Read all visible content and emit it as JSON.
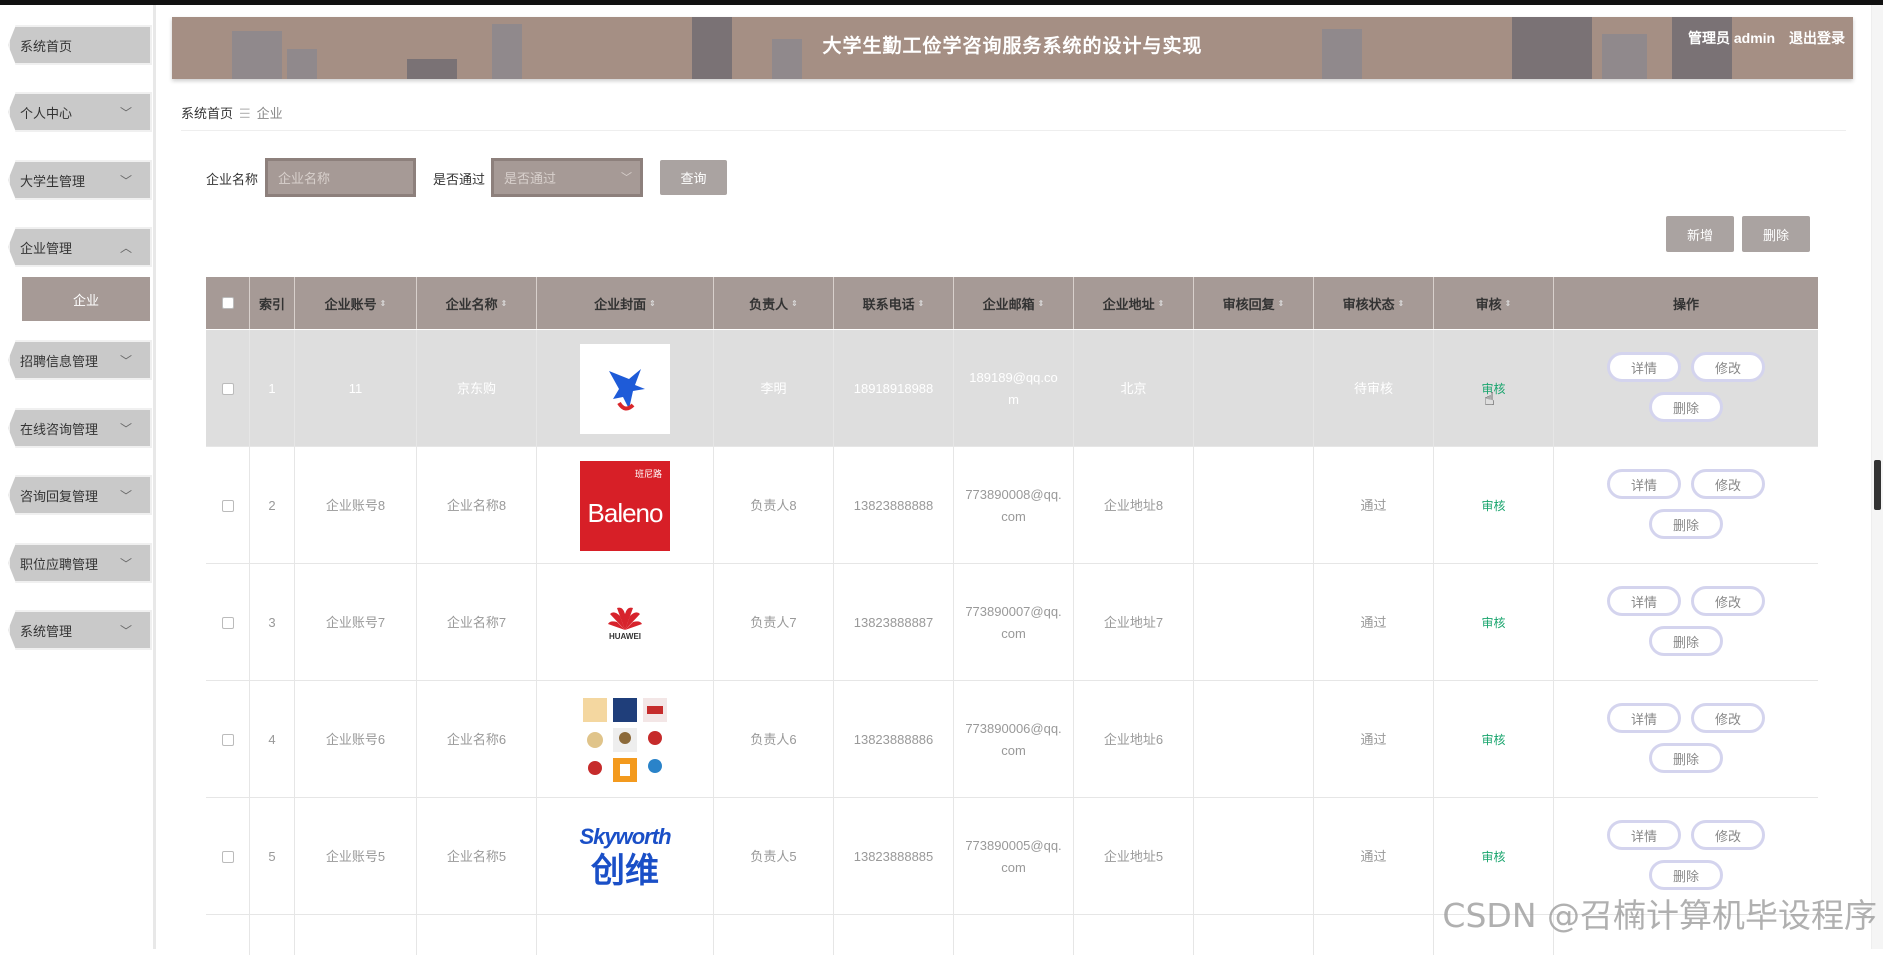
{
  "header": {
    "title": "大学生勤工俭学咨询服务系统的设计与实现",
    "user_label": "管理员 admin",
    "logout_label": "退出登录"
  },
  "sidebar": {
    "items": [
      {
        "label": "系统首页",
        "has_chevron": false
      },
      {
        "label": "个人中心",
        "has_chevron": true
      },
      {
        "label": "大学生管理",
        "has_chevron": true
      },
      {
        "label": "企业管理",
        "has_chevron": true
      },
      {
        "label": "招聘信息管理",
        "has_chevron": true
      },
      {
        "label": "在线咨询管理",
        "has_chevron": true
      },
      {
        "label": "咨询回复管理",
        "has_chevron": true
      },
      {
        "label": "职位应聘管理",
        "has_chevron": true
      },
      {
        "label": "系统管理",
        "has_chevron": true
      }
    ],
    "sub_item": "企业"
  },
  "breadcrumb": {
    "home": "系统首页",
    "current": "企业"
  },
  "search": {
    "name_label": "企业名称",
    "name_placeholder": "企业名称",
    "pass_label": "是否通过",
    "pass_placeholder": "是否通过",
    "query_button": "查询"
  },
  "actions": {
    "add_button": "新增",
    "delete_button": "删除"
  },
  "table": {
    "columns": [
      "索引",
      "企业账号",
      "企业名称",
      "企业封面",
      "负责人",
      "联系电话",
      "企业邮箱",
      "企业地址",
      "审核回复",
      "审核状态",
      "审核",
      "操作"
    ],
    "rows": [
      {
        "index": "1",
        "account": "11",
        "name": "京东购",
        "cover": "eagle-logo",
        "owner": "李明",
        "phone": "18918918988",
        "email_l1": "189189@qq.co",
        "email_l2": "m",
        "address": "北京",
        "reply": "",
        "status": "待审核",
        "audit": "审核"
      },
      {
        "index": "2",
        "account": "企业账号8",
        "name": "企业名称8",
        "cover": "baleno-logo",
        "owner": "负责人8",
        "phone": "13823888888",
        "email_l1": "773890008@qq.",
        "email_l2": "com",
        "address": "企业地址8",
        "reply": "",
        "status": "通过",
        "audit": "审核"
      },
      {
        "index": "3",
        "account": "企业账号7",
        "name": "企业名称7",
        "cover": "huawei-logo",
        "owner": "负责人7",
        "phone": "13823888887",
        "email_l1": "773890007@qq.",
        "email_l2": "com",
        "address": "企业地址7",
        "reply": "",
        "status": "通过",
        "audit": "审核"
      },
      {
        "index": "4",
        "account": "企业账号6",
        "name": "企业名称6",
        "cover": "logo-grid",
        "owner": "负责人6",
        "phone": "13823888886",
        "email_l1": "773890006@qq.",
        "email_l2": "com",
        "address": "企业地址6",
        "reply": "",
        "status": "通过",
        "audit": "审核"
      },
      {
        "index": "5",
        "account": "企业账号5",
        "name": "企业名称5",
        "cover": "skyworth-logo",
        "owner": "负责人5",
        "phone": "13823888885",
        "email_l1": "773890005@qq.",
        "email_l2": "com",
        "address": "企业地址5",
        "reply": "",
        "status": "通过",
        "audit": "审核"
      }
    ],
    "op_detail": "详情",
    "op_edit": "修改",
    "op_delete": "删除"
  },
  "logos": {
    "baleno_cn": "班尼路",
    "baleno_en": "Baleno",
    "huawei_text": "HUAWEI",
    "skyworth_en": "Skyworth",
    "skyworth_cn": "创维"
  },
  "watermark": "CSDN @召楠计算机毕设程序",
  "colors": {
    "header_bg": "#a58f84",
    "accent": "#a69a96",
    "audit_green": "#1aa56e",
    "pill_border": "#d4d4ee"
  }
}
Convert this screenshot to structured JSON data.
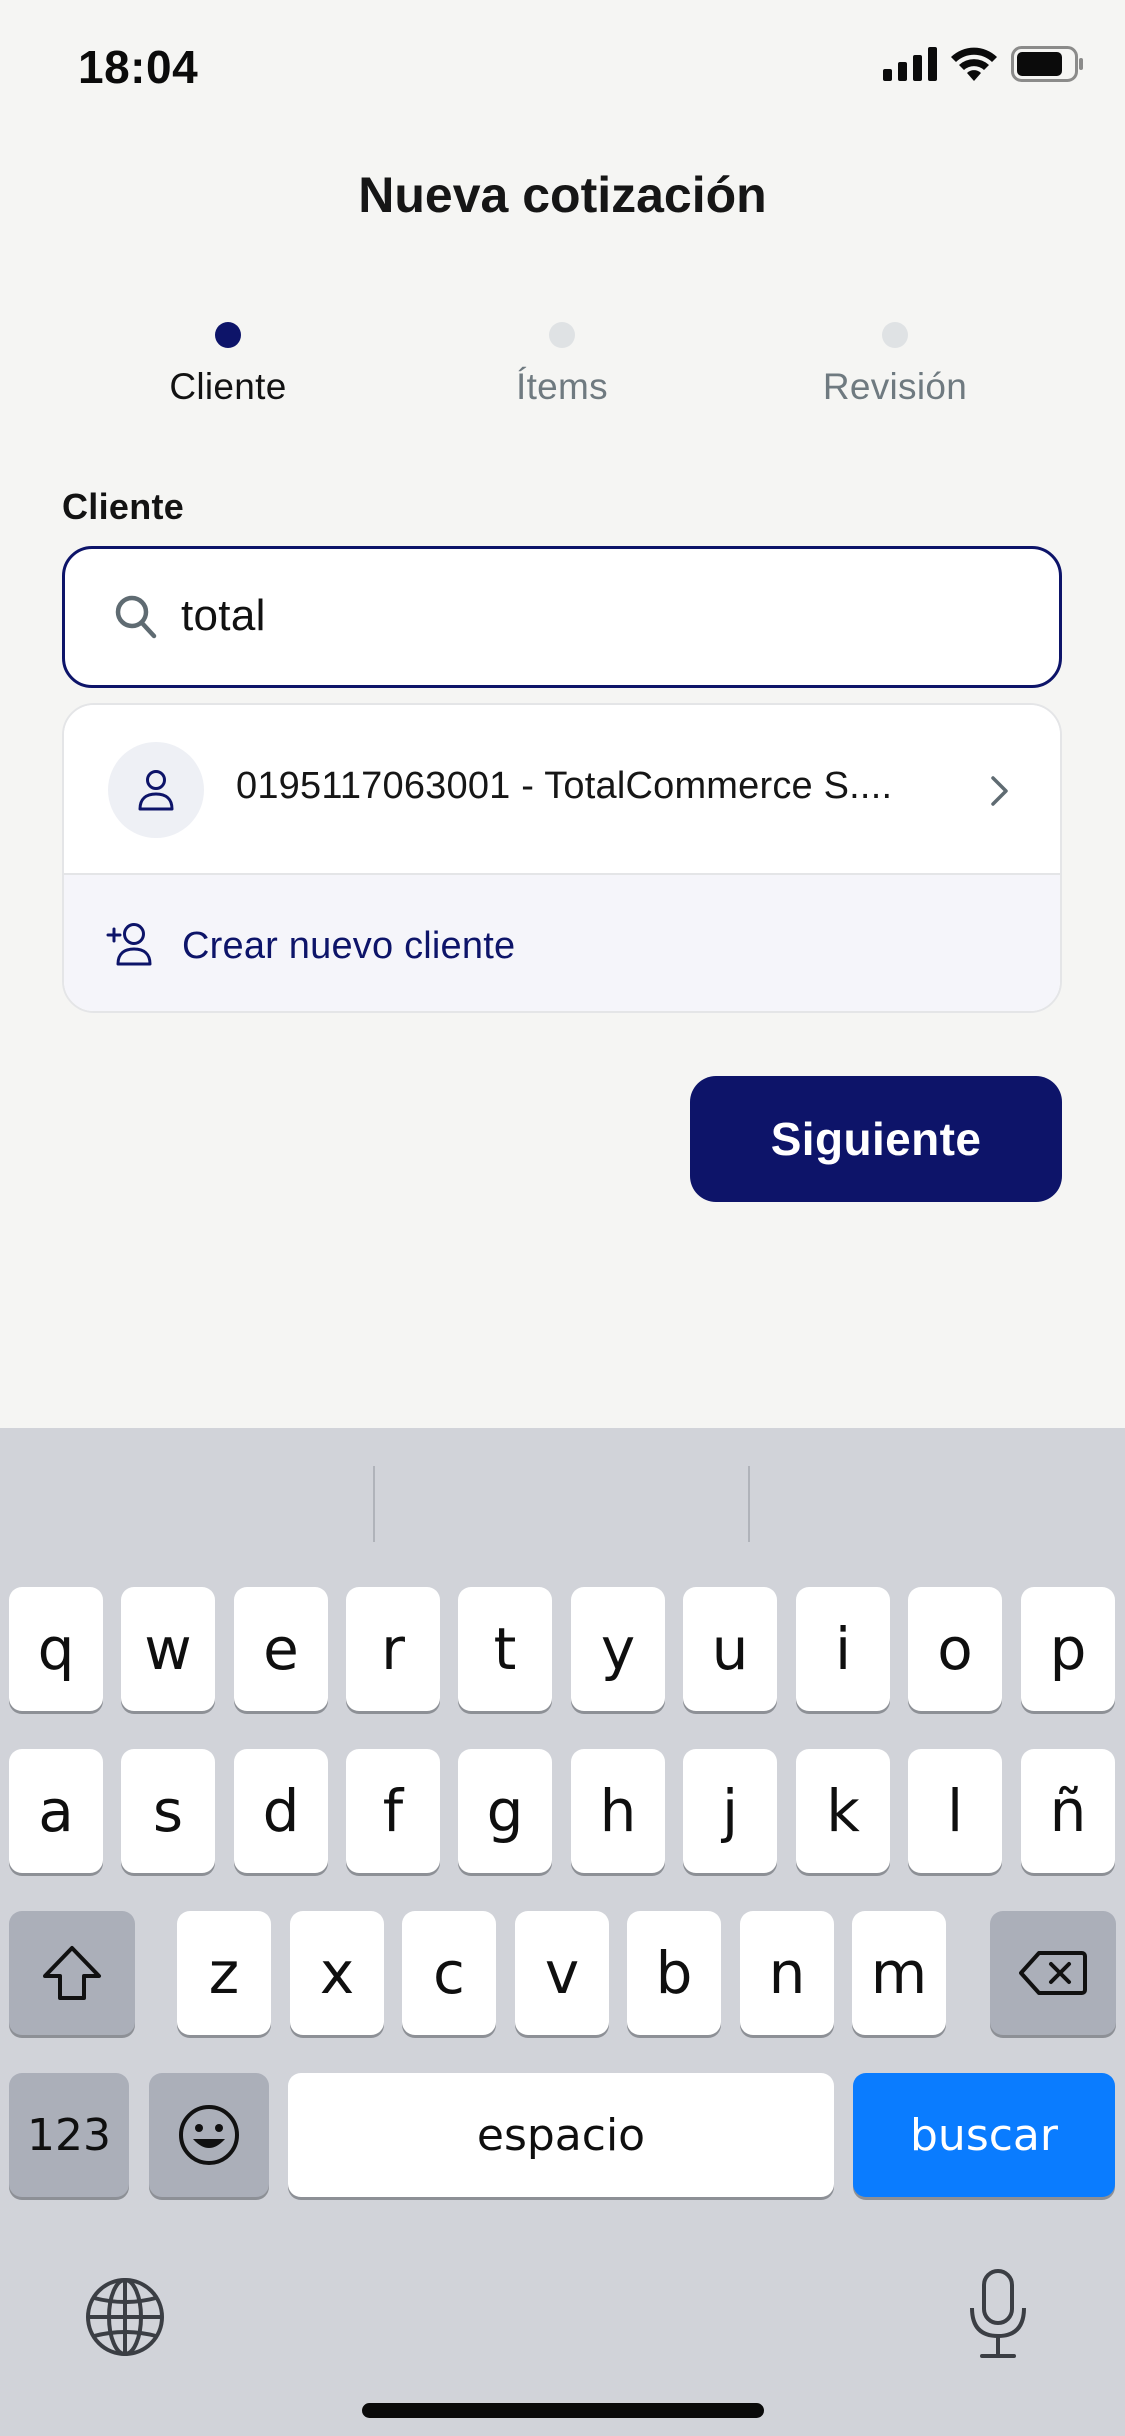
{
  "status_bar": {
    "time": "18:04"
  },
  "header": {
    "title": "Nueva cotización"
  },
  "stepper": {
    "steps": [
      {
        "label": "Cliente",
        "active": true
      },
      {
        "label": "Ítems",
        "active": false
      },
      {
        "label": "Revisión",
        "active": false
      }
    ]
  },
  "client_field": {
    "label": "Cliente",
    "search_value": "total"
  },
  "results": {
    "items": [
      {
        "text": "0195117063001 - TotalCommerce S...."
      }
    ],
    "create_label": "Crear nuevo cliente"
  },
  "actions": {
    "next_label": "Siguiente"
  },
  "keyboard": {
    "row1": [
      "q",
      "w",
      "e",
      "r",
      "t",
      "y",
      "u",
      "i",
      "o",
      "p"
    ],
    "row2": [
      "a",
      "s",
      "d",
      "f",
      "g",
      "h",
      "j",
      "k",
      "l",
      "ñ"
    ],
    "row3": [
      "z",
      "x",
      "c",
      "v",
      "b",
      "n",
      "m"
    ],
    "numbers_label": "123",
    "space_label": "espacio",
    "go_label": "buscar"
  },
  "colors": {
    "primary": "#0d1469",
    "keyboard_go": "#0a7cff"
  }
}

Aim of the exercise: Take the entries shown above and quote them verbatim, passing over the pictures.

Answer to this exercise:
Read all visible content and emit it as JSON.
{
  "header": {
    "title": "大学生勤工俭学咨询服务系统的设计与实现",
    "user_label": "管理员 admin",
    "logout_label": "退出登录"
  },
  "sidebar": {
    "items": [
      {
        "label": "系统首页",
        "has_chevron": false
      },
      {
        "label": "个人中心",
        "has_chevron": true
      },
      {
        "label": "大学生管理",
        "has_chevron": true
      },
      {
        "label": "企业管理",
        "has_chevron": true
      },
      {
        "label": "招聘信息管理",
        "has_chevron": true
      },
      {
        "label": "在线咨询管理",
        "has_chevron": true
      },
      {
        "label": "咨询回复管理",
        "has_chevron": true
      },
      {
        "label": "职位应聘管理",
        "has_chevron": true
      },
      {
        "label": "系统管理",
        "has_chevron": true
      }
    ],
    "sub_item": "企业"
  },
  "breadcrumb": {
    "home": "系统首页",
    "current": "企业"
  },
  "search": {
    "name_label": "企业名称",
    "name_placeholder": "企业名称",
    "pass_label": "是否通过",
    "pass_placeholder": "是否通过",
    "query_button": "查询"
  },
  "actions": {
    "add_button": "新增",
    "delete_button": "删除"
  },
  "table": {
    "columns": [
      "索引",
      "企业账号",
      "企业名称",
      "企业封面",
      "负责人",
      "联系电话",
      "企业邮箱",
      "企业地址",
      "审核回复",
      "审核状态",
      "审核",
      "操作"
    ],
    "rows": [
      {
        "index": "1",
        "account": "11",
        "name": "京东购",
        "cover": "eagle-logo",
        "owner": "李明",
        "phone": "18918918988",
        "email_l1": "189189@qq.co",
        "email_l2": "m",
        "address": "北京",
        "reply": "",
        "status": "待审核",
        "audit": "审核"
      },
      {
        "index": "2",
        "account": "企业账号8",
        "name": "企业名称8",
        "cover": "baleno-logo",
        "owner": "负责人8",
        "phone": "13823888888",
        "email_l1": "773890008@qq.",
        "email_l2": "com",
        "address": "企业地址8",
        "reply": "",
        "status": "通过",
        "audit": "审核"
      },
      {
        "index": "3",
        "account": "企业账号7",
        "name": "企业名称7",
        "cover": "huawei-logo",
        "owner": "负责人7",
        "phone": "13823888887",
        "email_l1": "773890007@qq.",
        "email_l2": "com",
        "address": "企业地址7",
        "reply": "",
        "status": "通过",
        "audit": "审核"
      },
      {
        "index": "4",
        "account": "企业账号6",
        "name": "企业名称6",
        "cover": "logo-grid",
        "owner": "负责人6",
        "phone": "13823888886",
        "email_l1": "773890006@qq.",
        "email_l2": "com",
        "address": "企业地址6",
        "reply": "",
        "status": "通过",
        "audit": "审核"
      },
      {
        "index": "5",
        "account": "企业账号5",
        "name": "企业名称5",
        "cover": "skyworth-logo",
        "owner": "负责人5",
        "phone": "13823888885",
        "email_l1": "773890005@qq.",
        "email_l2": "com",
        "address": "企业地址5",
        "reply": "",
        "status": "通过",
        "audit": "审核"
      }
    ],
    "op_detail": "详情",
    "op_edit": "修改",
    "op_delete": "删除"
  },
  "logos": {
    "baleno_cn": "班尼路",
    "baleno_en": "Baleno",
    "huawei_text": "HUAWEI",
    "skyworth_en": "Skyworth",
    "skyworth_cn": "创维"
  },
  "watermark": "CSDN @召楠计算机毕设程序",
  "colors": {
    "header_bg": "#a58f84",
    "accent": "#a69a96",
    "audit_green": "#1aa56e",
    "pill_border": "#d4d4ee"
  }
}
Convert this screenshot to structured JSON data.
{
  "status_bar": {
    "time": "18:04"
  },
  "header": {
    "title": "Nueva cotización"
  },
  "stepper": {
    "steps": [
      {
        "label": "Cliente",
        "active": true
      },
      {
        "label": "Ítems",
        "active": false
      },
      {
        "label": "Revisión",
        "active": false
      }
    ]
  },
  "client_field": {
    "label": "Cliente",
    "search_value": "total"
  },
  "results": {
    "items": [
      {
        "text": "0195117063001 - TotalCommerce S...."
      }
    ],
    "create_label": "Crear nuevo cliente"
  },
  "actions": {
    "next_label": "Siguiente"
  },
  "keyboard": {
    "row1": [
      "q",
      "w",
      "e",
      "r",
      "t",
      "y",
      "u",
      "i",
      "o",
      "p"
    ],
    "row2": [
      "a",
      "s",
      "d",
      "f",
      "g",
      "h",
      "j",
      "k",
      "l",
      "ñ"
    ],
    "row3": [
      "z",
      "x",
      "c",
      "v",
      "b",
      "n",
      "m"
    ],
    "numbers_label": "123",
    "space_label": "espacio",
    "go_label": "buscar"
  },
  "colors": {
    "primary": "#0d1469",
    "keyboard_go": "#0a7cff"
  }
}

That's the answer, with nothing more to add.